§ Extrait du document:
T'inquiète, on y arrive.



Enfin, il s'agit d'un super-luxe écologique. En fait non, même le préfixe "super" ne suffit pas. Quand on considère l'activité touristique mondiale c'est carrément de crime écologique qu'on devrait parler. Et là encore l'absurdité de nos mœurs serait plus visible si elles étaient  adoptées par la plupart des humains habitant notre planète. On pensera naturellement aux émissions de GES, à raison. Peut-être ira t'on jusqu'à évoquer la surconsommation d'énergie liée à tous ces déplacements.. dispensables. Mais ce serait oublier la surconsommation simplement liée à l'idée même qu'on se fait de ces voyages et aux comportements qu'elle implique : c'est un tel moment de soulagement de notre quotidien que notre rapport à l'argent s'en trouve parfois altéré. Après tout "c'est pas tous les jours que je pars en vacances à <destination_de_ton_choix>". Nous reviendrons plus tard sur cette étrange mutation qui nous affecte (moi le premier). 
 



Alors oui, l'utilisation déraisonnée de nos ressources naturelles est courante dans nos sociétés modernes. Courante mais pas acceptable. C'est d'abord un pied de nez (restons polis) à toutes les nations du monde n'ayant pas accès à ces ressources (et à celles, encore plus malchanceuses, obligées de s'en défaire au vu du contexte historico-politique). C'est ensuite un gros doigt d'honneur (...) aux générations futures pour qui la fête sera moins folle sans pétrole et à qui nous ne laissons pas même le choix d'une utilisation raisonnée.

Remarque qu'être bien stocké en "pack de six", dans un sightseeing bus ou que tu aies préféré faire du hors piste entre deux glaciers n'a donc aucune importance ici.

C'est un luxe temporel, social et écologique pour des raisons qui dépassent ton existence


Avançons.


Le voyage comme vecteur d'ouverture sur le Monde

Bon là ça va commencer à piquer un peu.
À ce stade-ci plusieurs objections dans le fond de la classe m'obligent à repartir des affirmations que j'entends disons.. souvent. En résumé le voyage permettrait de découvrir d'autres façons de vivre, d'autres paysages, d'autres mentalités. Ces découvertes permettraient donc de prendre du recul sur notre quotidien. Ce dépaysement participerait donc à notre développement personnel
Et que donc que c'est bien !



Procédons dans l'ordre #trolloklm

Premièrement, si tu veux être dépaysé visite déjà ton propre pays avant de traverser les océans. Dans le cas de la Belgique je recommande à tous les wallons (en particulier les non-bilingues FR/NDLS) d'aller s'exiler quelque part en Flandre, on verra si t'es pas dépaysé à devoir chercher tes mots pour acheter une baguette. Quand tu te seras lassé de la Flandre tu pourras t'attaquer aux régions limitrophes des pays voisins.

§ À faire:
Extrais de l'extrait sur le voyage le passage qui va de « C'est un luxe » jusqu'à « c'est bien ! », sans en modifier un mot. Appuie-toi uniquement sur l'extrait.

§ Données fournies:

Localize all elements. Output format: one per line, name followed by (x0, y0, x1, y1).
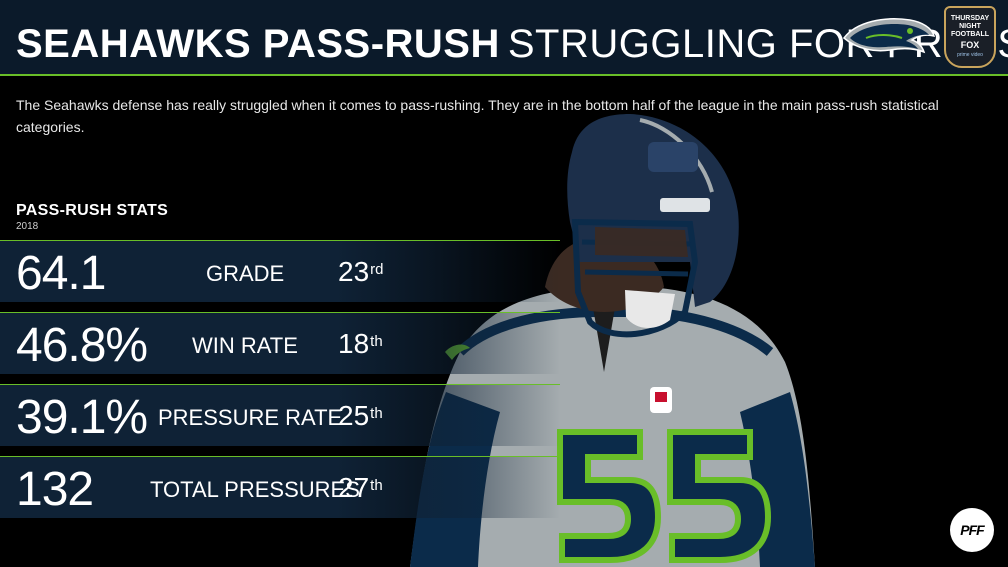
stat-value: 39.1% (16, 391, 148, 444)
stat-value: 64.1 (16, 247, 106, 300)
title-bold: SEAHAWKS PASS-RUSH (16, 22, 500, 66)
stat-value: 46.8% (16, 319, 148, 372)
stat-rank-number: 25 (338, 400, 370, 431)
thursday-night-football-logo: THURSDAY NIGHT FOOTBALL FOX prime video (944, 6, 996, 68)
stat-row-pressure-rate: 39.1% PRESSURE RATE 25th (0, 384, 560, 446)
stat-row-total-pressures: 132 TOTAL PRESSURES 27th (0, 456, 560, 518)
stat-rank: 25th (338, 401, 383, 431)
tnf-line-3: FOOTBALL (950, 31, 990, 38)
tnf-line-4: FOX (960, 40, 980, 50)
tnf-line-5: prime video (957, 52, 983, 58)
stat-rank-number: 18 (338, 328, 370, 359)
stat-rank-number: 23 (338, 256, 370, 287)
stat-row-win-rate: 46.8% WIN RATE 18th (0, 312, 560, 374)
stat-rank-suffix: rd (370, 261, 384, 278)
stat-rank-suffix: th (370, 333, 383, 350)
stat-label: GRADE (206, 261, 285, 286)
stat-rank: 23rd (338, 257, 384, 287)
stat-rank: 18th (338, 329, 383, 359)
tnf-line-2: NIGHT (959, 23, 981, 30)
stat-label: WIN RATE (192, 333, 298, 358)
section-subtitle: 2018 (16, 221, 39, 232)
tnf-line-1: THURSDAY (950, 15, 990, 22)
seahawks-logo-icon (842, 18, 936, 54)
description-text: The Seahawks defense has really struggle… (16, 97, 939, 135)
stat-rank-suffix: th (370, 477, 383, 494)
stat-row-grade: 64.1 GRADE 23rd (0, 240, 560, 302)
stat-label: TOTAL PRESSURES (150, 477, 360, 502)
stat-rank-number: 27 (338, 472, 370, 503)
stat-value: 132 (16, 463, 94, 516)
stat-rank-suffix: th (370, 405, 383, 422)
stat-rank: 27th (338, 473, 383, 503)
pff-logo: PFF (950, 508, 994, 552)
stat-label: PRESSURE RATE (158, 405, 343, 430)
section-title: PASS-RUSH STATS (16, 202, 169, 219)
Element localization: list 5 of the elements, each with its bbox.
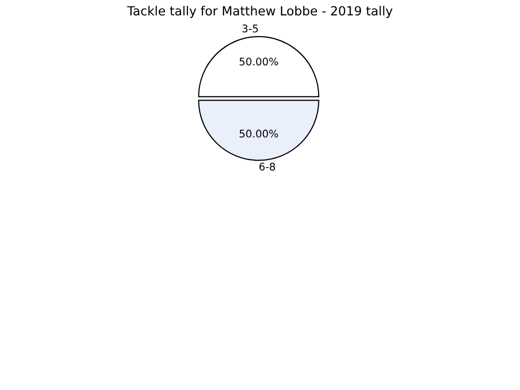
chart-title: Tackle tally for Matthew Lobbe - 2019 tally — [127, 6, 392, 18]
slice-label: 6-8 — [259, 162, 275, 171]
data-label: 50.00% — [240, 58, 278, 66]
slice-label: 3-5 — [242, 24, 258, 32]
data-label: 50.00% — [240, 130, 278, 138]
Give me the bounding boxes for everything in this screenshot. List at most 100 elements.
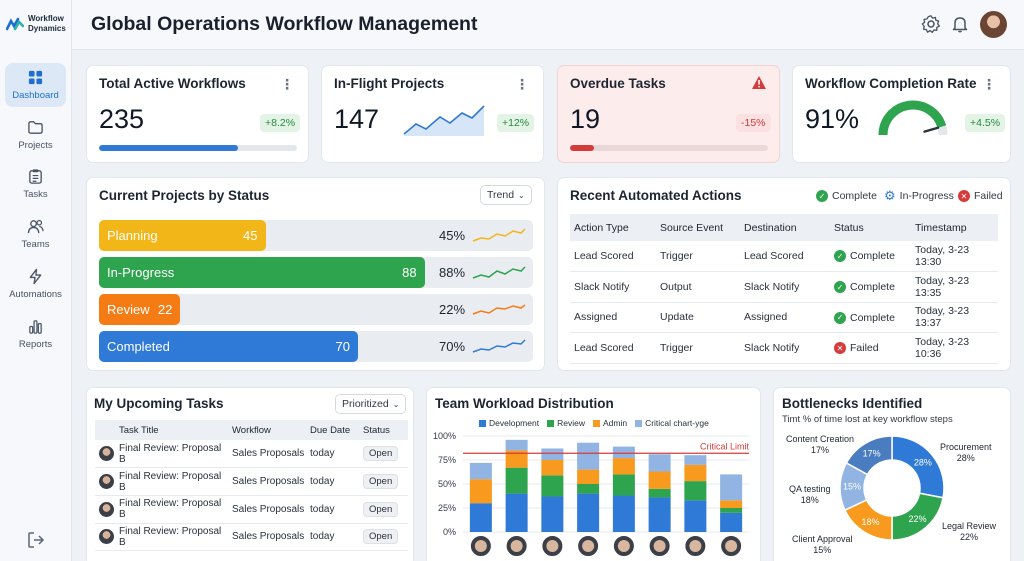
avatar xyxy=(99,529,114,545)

§ Corrigé:
C'est un luxe temporel, social et écologique pour des raisons qui dépassent ton existence


Avançons.


Le voyage comme vecteur d'ouverture sur le Monde

Bon là ça va commencer à piquer un peu.
À ce stade-ci plusieurs objections dans le fond de la classe m'obligent à repartir des affirmations que j'entends disons.. souvent. En résumé le voyage permettrait de découvrir d'autres façons de vivre, d'autres paysages, d'autres mentalités. Ces découvertes permettraient donc de prendre du recul sur notre quotidien. Ce dépaysement participerait donc à notre développement personnel
Et que donc que c'est bien !